_SHORT EXERCISE:_ Return every entry exactly.

_DATASET RECORDS:_
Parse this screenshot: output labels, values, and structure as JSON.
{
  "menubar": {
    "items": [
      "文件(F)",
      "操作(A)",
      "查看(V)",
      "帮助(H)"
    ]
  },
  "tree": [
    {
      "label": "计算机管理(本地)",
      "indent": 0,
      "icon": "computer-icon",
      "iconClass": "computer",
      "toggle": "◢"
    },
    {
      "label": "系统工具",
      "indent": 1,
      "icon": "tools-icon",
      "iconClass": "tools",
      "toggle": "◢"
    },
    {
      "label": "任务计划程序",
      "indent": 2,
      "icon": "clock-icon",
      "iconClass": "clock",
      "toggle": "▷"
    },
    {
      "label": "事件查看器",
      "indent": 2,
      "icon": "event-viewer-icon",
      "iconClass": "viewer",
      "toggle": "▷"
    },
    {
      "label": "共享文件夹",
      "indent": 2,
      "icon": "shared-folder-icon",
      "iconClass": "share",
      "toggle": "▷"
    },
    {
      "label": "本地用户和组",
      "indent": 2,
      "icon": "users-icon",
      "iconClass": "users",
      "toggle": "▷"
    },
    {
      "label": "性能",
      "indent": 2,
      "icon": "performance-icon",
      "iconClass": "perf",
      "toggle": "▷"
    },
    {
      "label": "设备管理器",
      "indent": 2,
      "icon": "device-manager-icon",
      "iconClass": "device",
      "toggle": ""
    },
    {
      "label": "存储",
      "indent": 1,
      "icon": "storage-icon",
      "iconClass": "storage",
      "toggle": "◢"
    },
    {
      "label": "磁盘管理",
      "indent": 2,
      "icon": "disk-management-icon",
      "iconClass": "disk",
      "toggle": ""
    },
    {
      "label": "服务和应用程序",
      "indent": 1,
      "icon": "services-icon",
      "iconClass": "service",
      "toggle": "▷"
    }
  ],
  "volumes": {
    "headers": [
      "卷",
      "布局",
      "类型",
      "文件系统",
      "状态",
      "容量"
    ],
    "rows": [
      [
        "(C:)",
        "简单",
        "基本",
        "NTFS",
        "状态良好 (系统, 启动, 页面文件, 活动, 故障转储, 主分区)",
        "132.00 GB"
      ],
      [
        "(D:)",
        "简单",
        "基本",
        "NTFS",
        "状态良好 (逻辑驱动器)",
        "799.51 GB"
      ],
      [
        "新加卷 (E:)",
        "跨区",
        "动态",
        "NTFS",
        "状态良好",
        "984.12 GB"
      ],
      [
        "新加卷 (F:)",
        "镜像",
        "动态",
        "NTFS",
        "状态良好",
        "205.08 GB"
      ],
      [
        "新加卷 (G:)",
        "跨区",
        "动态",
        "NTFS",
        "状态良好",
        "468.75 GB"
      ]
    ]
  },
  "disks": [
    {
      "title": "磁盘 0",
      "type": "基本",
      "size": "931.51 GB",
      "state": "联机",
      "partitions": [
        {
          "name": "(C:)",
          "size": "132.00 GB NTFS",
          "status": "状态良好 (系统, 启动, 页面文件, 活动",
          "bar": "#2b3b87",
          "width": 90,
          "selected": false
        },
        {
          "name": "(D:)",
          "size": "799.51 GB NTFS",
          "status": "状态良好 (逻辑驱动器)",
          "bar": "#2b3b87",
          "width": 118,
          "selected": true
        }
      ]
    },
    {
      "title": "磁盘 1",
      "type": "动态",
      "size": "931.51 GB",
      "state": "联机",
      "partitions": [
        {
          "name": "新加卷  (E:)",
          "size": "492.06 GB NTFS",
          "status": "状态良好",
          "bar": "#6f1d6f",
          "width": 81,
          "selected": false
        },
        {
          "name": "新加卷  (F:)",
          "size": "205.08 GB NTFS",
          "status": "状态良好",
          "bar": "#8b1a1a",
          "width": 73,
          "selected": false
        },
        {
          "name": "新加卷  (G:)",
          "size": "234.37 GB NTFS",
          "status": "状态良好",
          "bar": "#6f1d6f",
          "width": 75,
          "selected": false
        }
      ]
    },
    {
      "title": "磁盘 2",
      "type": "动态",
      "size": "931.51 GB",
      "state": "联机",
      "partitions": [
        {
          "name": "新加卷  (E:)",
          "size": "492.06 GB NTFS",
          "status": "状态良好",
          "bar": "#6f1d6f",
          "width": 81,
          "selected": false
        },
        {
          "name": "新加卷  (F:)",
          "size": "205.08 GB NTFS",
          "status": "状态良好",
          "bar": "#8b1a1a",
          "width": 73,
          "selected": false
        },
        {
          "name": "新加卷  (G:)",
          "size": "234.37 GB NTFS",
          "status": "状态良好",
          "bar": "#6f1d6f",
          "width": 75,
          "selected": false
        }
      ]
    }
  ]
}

_ANSWER TO THE EXERCISE:_
Parse this screenshot: output labels, values, and structure as JSON.
{
  "menubar": {
    "items": [
      "文件(F)",
      "操作(A)",
      "查看(V)",
      "帮助(H)"
    ]
  },
  "tree": [
    {
      "label": "计算机管理(本地)",
      "indent": 0,
      "icon": "computer-icon",
      "iconClass": "computer",
      "toggle": "◢"
    },
    {
      "label": "系统工具",
      "indent": 1,
      "icon": "tools-icon",
      "iconClass": "tools",
      "toggle": "◢"
    },
    {
      "label": "任务计划程序",
      "indent": 2,
      "icon": "clock-icon",
      "iconClass": "clock",
      "toggle": "▷"
    },
    {
      "label": "事件查看器",
      "indent": 2,
      "icon": "event-viewer-icon",
      "iconClass": "viewer",
      "toggle": "▷"
    },
    {
      "label": "共享文件夹",
      "indent": 2,
      "icon": "shared-folder-icon",
      "iconClass": "share",
      "toggle": "▷"
    },
    {
      "label": "本地用户和组",
      "indent": 2,
      "icon": "users-icon",
      "iconClass": "users",
      "toggle": "▷"
    },
    {
      "label": "性能",
      "indent": 2,
      "icon": "performance-icon",
      "iconClass": "perf",
      "toggle": "▷"
    },
    {
      "label": "设备管理器",
      "indent": 2,
      "icon": "device-manager-icon",
      "iconClass": "device",
      "toggle": ""
    },
    {
      "label": "存储",
      "indent": 1,
      "icon": "storage-icon",
      "iconClass": "storage",
      "toggle": "◢"
    },
    {
      "label": "磁盘管理",
      "indent": 2,
      "icon": "disk-management-icon",
      "iconClass": "disk",
      "toggle": ""
    },
    {
      "label": "服务和应用程序",
      "indent": 1,
      "icon": "services-icon",
      "iconClass": "service",
      "toggle": "▷"
    }
  ],
  "volumes": {
    "headers": [
      "卷",
      "布局",
      "类型",
      "文件系统",
      "状态",
      "容量"
    ],
    "rows": [
      [
        "(C:)",
        "简单",
        "基本",
        "NTFS",
        "状态良好 (系统, 启动, 页面文件, 活动, 故障转储, 主分区)",
        "132.00 GB"
      ],
      [
        "(D:)",
        "简单",
        "基本",
        "NTFS",
        "状态良好 (逻辑驱动器)",
        "799.51 GB"
      ],
      [
        "新加卷 (E:)",
        "跨区",
        "动态",
        "NTFS",
        "状态良好",
        "984.12 GB"
      ],
      [
        "新加卷 (F:)",
        "镜像",
        "动态",
        "NTFS",
        "状态良好",
        "205.08 GB"
      ],
      [
        "新加卷 (G:)",
        "跨区",
        "动态",
        "NTFS",
        "状态良好",
        "468.75 GB"
      ]
    ]
  },
  "disks": [
    {
      "title": "磁盘 0",
      "type": "基本",
      "size": "931.51 GB",
      "state": "联机",
      "partitions": [
        {
          "name": "(C:)",
          "size": "132.00 GB NTFS",
          "status": "状态良好 (系统, 启动, 页面文件, 活动",
          "bar": "#2b3b87",
          "width": 90,
          "selected": false
        },
        {
          "name": "(D:)",
          "size": "799.51 GB NTFS",
          "status": "状态良好 (逻辑驱动器)",
          "bar": "#2b3b87",
          "width": 118,
          "selected": true
        }
      ]
    },
    {
      "title": "磁盘 1",
      "type": "动态",
      "size": "931.51 GB",
      "state": "联机",
      "partitions": [
        {
          "name": "新加卷  (E:)",
          "size": "492.06 GB NTFS",
          "status": "状态良好",
          "bar": "#6f1d6f",
          "width": 81,
          "selected": false
        },
        {
          "name": "新加卷  (F:)",
          "size": "205.08 GB NTFS",
          "status": "状态良好",
          "bar": "#8b1a1a",
          "width": 73,
          "selected": false
        },
        {
          "name": "新加卷  (G:)",
          "size": "234.37 GB NTFS",
          "status": "状态良好",
          "bar": "#6f1d6f",
          "width": 75,
          "selected": false
        }
      ]
    },
    {
      "title": "磁盘 2",
      "type": "动态",
      "size": "931.51 GB",
      "state": "联机",
      "partitions": [
        {
          "name": "新加卷  (E:)",
          "size": "492.06 GB NTFS",
          "status": "状态良好",
          "bar": "#6f1d6f",
          "width": 81,
          "selected": false
        },
        {
          "name": "新加卷  (F:)",
          "size": "205.08 GB NTFS",
          "status": "状态良好",
          "bar": "#8b1a1a",
          "width": 73,
          "selected": false
        },
        {
          "name": "新加卷  (G:)",
          "size": "234.37 GB NTFS",
          "status": "状态良好",
          "bar": "#6f1d6f",
          "width": 75,
          "selected": false
        }
      ]
    }
  ]
}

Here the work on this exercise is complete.